#### INPUT FOR THIS TASK ####

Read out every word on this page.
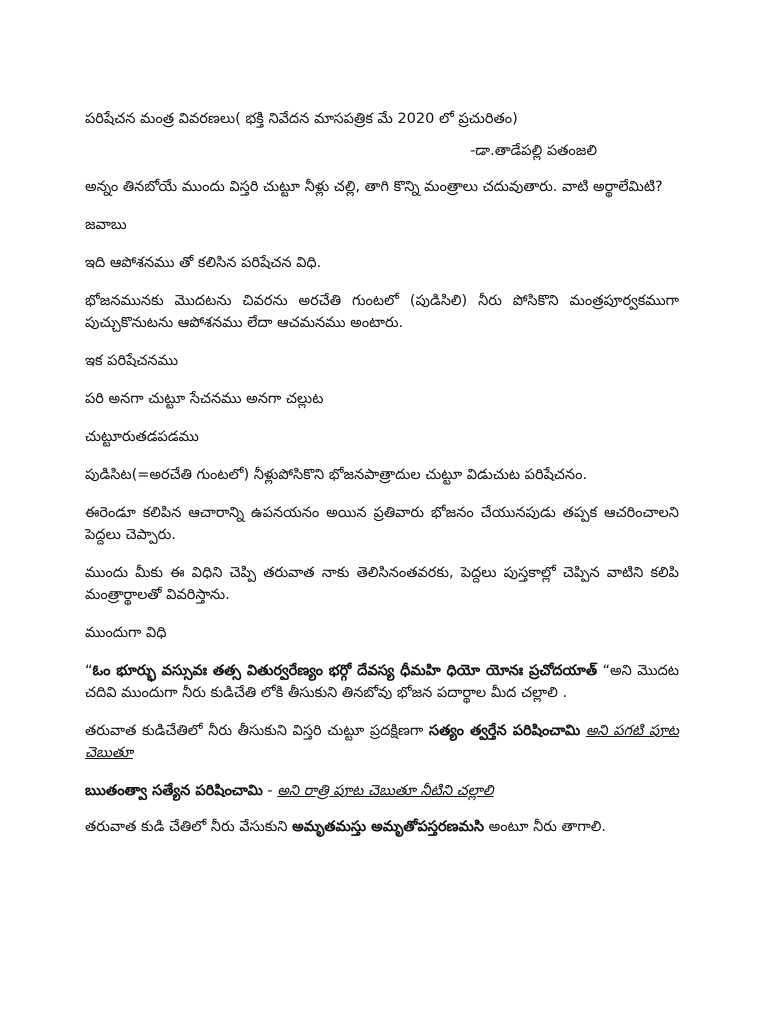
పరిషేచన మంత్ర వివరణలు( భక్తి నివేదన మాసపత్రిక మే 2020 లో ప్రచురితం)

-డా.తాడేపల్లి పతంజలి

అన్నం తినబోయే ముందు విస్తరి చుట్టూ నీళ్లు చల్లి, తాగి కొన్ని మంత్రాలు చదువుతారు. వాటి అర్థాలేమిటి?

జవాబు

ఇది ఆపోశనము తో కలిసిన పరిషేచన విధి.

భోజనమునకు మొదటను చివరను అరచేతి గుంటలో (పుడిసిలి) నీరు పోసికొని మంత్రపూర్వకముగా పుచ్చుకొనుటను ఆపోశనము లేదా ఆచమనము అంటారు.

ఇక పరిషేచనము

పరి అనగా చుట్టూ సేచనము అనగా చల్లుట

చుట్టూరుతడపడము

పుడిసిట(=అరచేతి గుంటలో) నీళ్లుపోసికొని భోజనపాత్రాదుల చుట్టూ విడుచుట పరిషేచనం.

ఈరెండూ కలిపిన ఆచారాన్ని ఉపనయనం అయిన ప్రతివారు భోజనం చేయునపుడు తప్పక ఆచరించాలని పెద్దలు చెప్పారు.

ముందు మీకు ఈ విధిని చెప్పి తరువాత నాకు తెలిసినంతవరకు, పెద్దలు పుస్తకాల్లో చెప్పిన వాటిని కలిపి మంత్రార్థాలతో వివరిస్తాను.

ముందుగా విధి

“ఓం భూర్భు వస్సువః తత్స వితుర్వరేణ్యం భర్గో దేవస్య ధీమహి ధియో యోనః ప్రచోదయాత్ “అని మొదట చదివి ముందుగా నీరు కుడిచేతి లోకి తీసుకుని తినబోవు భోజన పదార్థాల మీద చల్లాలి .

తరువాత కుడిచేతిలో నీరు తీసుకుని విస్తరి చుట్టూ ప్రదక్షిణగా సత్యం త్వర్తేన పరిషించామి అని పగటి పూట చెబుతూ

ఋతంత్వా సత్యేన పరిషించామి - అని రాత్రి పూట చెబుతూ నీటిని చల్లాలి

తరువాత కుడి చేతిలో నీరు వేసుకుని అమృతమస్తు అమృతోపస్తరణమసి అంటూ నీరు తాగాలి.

####
#### INPUT FOR THIS TASK ####

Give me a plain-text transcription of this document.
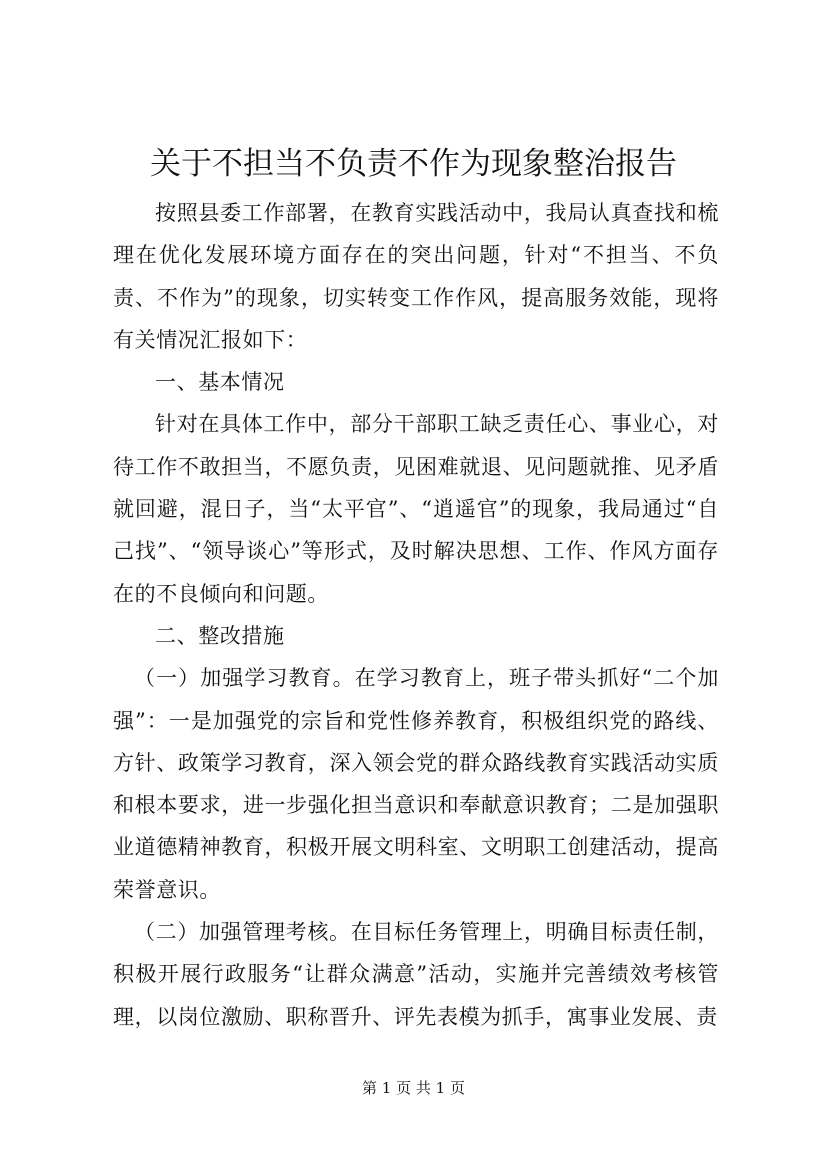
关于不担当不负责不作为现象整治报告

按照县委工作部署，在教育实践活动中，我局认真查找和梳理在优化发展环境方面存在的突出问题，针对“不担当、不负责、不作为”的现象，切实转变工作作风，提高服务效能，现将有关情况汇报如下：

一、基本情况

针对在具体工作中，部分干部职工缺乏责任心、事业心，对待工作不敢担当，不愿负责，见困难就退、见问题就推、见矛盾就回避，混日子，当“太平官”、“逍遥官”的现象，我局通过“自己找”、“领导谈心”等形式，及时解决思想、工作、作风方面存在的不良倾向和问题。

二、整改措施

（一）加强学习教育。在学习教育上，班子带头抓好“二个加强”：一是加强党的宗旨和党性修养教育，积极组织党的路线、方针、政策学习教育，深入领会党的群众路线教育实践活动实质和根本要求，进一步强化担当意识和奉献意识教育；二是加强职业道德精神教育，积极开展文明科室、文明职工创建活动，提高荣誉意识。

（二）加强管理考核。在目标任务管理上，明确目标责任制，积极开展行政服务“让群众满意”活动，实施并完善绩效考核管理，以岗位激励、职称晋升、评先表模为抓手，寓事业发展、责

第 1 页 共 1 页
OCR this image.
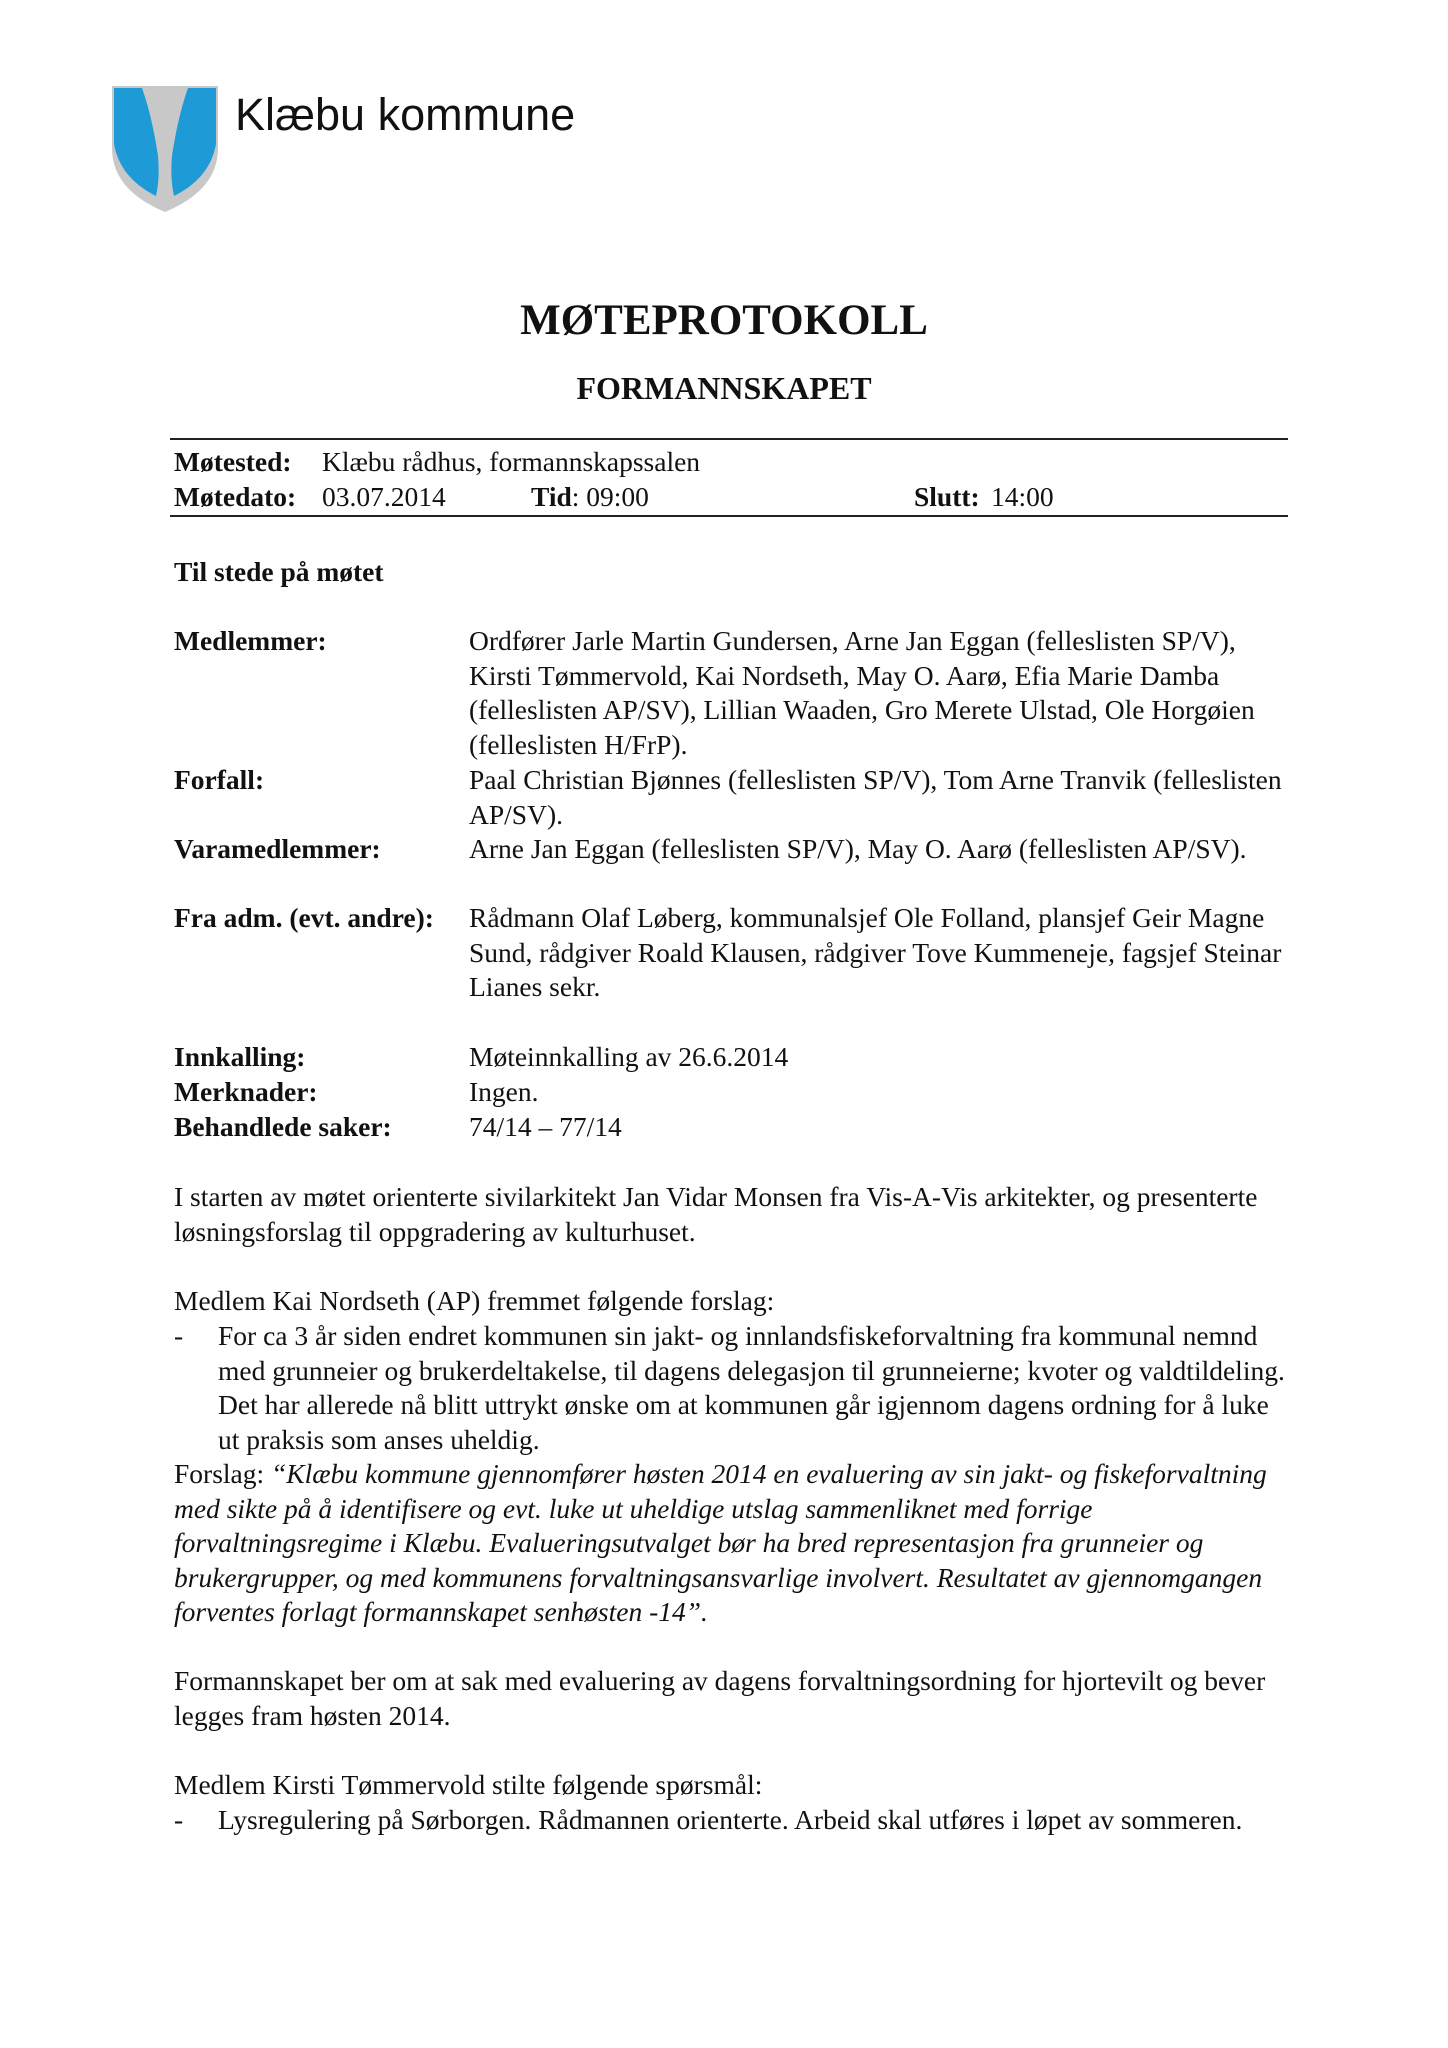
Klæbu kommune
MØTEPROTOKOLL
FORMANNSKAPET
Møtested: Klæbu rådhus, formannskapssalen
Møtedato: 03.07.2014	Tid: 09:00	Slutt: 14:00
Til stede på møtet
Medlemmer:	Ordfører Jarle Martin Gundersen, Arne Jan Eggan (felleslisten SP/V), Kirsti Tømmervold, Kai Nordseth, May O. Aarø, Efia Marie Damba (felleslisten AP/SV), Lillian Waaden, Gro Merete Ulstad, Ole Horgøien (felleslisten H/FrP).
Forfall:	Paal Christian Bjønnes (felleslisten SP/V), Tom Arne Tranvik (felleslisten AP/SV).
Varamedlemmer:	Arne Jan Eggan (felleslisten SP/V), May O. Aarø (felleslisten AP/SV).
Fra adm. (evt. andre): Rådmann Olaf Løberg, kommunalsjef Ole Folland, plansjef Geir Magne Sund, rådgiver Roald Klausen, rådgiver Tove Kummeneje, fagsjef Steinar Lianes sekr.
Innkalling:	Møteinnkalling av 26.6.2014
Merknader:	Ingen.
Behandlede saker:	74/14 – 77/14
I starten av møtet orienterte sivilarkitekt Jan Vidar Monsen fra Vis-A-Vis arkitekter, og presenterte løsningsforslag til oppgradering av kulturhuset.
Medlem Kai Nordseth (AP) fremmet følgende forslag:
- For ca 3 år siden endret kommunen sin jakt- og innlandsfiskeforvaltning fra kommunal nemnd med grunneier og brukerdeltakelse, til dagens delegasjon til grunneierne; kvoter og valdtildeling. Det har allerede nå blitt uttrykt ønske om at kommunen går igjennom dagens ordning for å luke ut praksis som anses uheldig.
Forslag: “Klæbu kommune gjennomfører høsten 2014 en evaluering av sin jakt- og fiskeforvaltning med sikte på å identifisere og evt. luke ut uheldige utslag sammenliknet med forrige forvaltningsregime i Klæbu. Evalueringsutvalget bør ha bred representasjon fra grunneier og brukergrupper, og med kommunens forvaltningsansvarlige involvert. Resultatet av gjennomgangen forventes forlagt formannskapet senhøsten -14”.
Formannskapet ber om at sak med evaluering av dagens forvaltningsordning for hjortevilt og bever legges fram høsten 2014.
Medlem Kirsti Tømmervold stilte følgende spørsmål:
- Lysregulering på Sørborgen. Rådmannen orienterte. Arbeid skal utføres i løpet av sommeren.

####
#### INPUT FOR THIS TASK ####

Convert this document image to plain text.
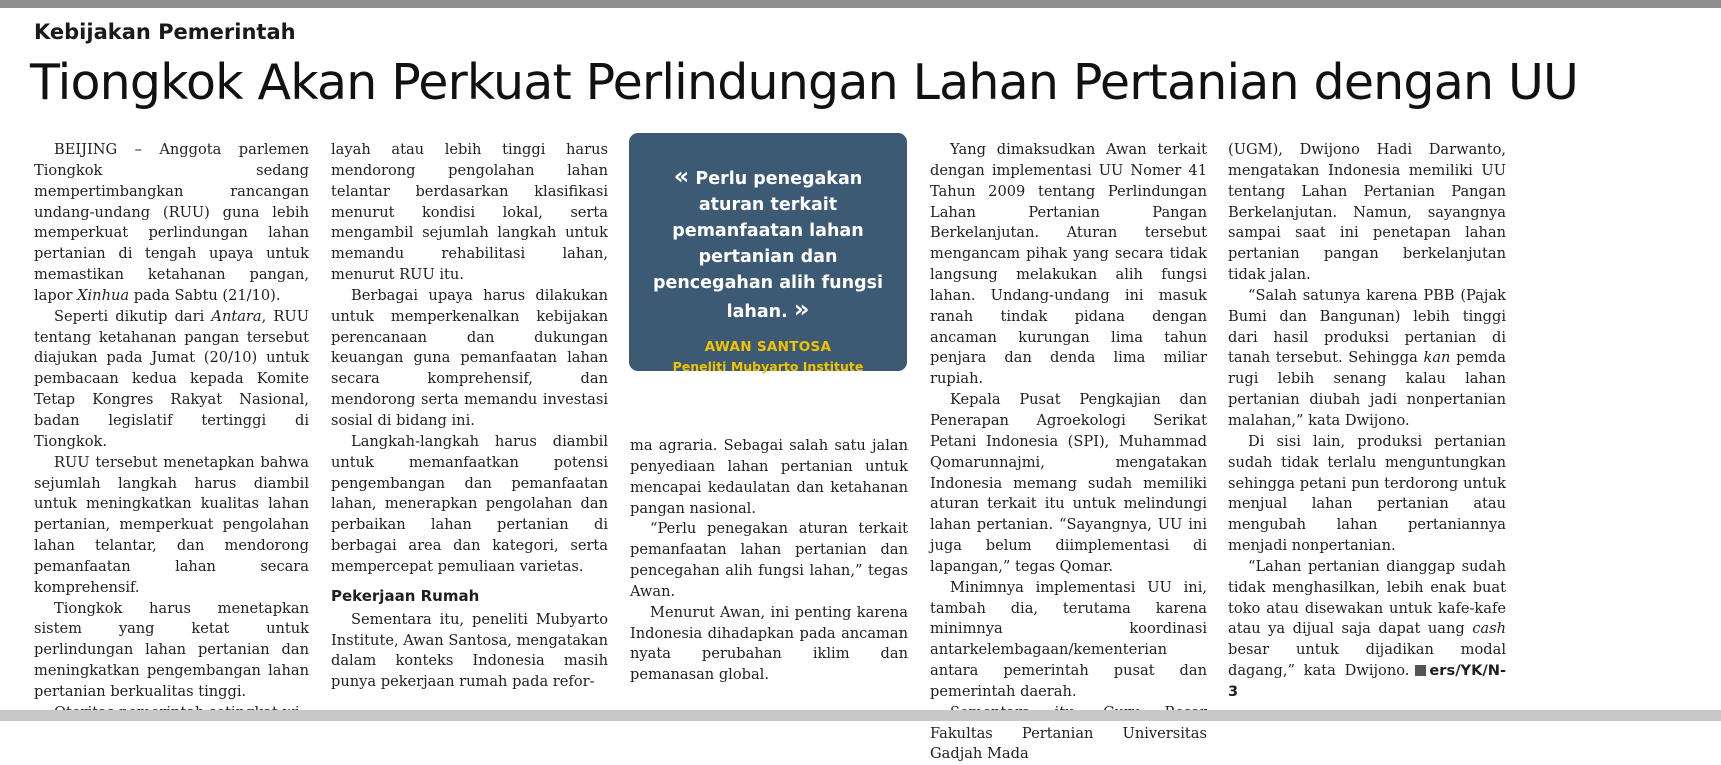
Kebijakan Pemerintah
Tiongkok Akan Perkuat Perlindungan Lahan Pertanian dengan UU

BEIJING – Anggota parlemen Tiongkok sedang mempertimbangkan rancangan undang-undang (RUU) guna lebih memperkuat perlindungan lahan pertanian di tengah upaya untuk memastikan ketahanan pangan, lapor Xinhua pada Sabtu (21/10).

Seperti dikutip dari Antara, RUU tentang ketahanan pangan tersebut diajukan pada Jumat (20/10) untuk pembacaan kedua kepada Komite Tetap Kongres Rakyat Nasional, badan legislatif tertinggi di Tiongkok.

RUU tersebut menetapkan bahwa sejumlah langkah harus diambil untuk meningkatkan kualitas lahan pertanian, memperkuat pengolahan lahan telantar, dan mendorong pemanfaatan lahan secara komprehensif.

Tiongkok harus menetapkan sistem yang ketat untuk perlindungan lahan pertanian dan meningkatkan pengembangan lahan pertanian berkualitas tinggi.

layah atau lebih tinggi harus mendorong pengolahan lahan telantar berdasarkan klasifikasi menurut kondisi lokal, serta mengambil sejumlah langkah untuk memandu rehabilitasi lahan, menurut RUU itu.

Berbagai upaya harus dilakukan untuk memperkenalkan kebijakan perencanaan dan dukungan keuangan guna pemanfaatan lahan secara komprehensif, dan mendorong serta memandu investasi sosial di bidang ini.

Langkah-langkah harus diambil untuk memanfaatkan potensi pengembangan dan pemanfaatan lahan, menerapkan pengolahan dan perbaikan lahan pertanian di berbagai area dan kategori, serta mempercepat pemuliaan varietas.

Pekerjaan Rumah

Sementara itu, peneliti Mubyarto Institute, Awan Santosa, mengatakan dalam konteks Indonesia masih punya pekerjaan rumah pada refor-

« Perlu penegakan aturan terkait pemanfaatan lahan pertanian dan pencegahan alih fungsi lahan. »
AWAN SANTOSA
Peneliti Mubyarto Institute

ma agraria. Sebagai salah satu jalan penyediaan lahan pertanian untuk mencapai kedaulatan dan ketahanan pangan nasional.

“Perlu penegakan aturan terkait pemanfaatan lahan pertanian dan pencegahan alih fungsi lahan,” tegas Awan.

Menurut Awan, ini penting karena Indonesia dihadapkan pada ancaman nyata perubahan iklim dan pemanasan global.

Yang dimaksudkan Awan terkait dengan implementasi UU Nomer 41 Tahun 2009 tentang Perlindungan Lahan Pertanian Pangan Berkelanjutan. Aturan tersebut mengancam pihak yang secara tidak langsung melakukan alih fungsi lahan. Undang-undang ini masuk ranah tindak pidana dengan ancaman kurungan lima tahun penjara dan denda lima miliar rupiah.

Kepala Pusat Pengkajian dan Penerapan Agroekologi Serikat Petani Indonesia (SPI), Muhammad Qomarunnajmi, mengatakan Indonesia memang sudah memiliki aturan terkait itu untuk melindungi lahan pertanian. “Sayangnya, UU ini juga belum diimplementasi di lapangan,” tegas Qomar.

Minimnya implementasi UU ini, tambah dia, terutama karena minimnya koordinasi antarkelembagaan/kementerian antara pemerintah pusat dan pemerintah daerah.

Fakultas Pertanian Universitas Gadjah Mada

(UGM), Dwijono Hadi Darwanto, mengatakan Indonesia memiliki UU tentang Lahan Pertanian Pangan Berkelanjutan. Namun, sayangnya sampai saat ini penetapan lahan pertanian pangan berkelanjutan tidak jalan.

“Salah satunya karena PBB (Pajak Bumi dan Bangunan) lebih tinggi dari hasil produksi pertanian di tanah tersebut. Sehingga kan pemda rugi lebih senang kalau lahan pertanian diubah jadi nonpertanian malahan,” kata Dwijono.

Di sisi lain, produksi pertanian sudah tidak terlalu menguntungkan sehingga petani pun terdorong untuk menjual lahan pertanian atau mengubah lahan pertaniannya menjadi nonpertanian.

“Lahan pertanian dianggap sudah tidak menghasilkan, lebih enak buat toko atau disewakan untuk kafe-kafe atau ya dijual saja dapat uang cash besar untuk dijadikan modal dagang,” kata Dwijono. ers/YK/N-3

####

Pull out every line of the entries that includes the word "image".

OCR this image.
Convert this document image to plain text.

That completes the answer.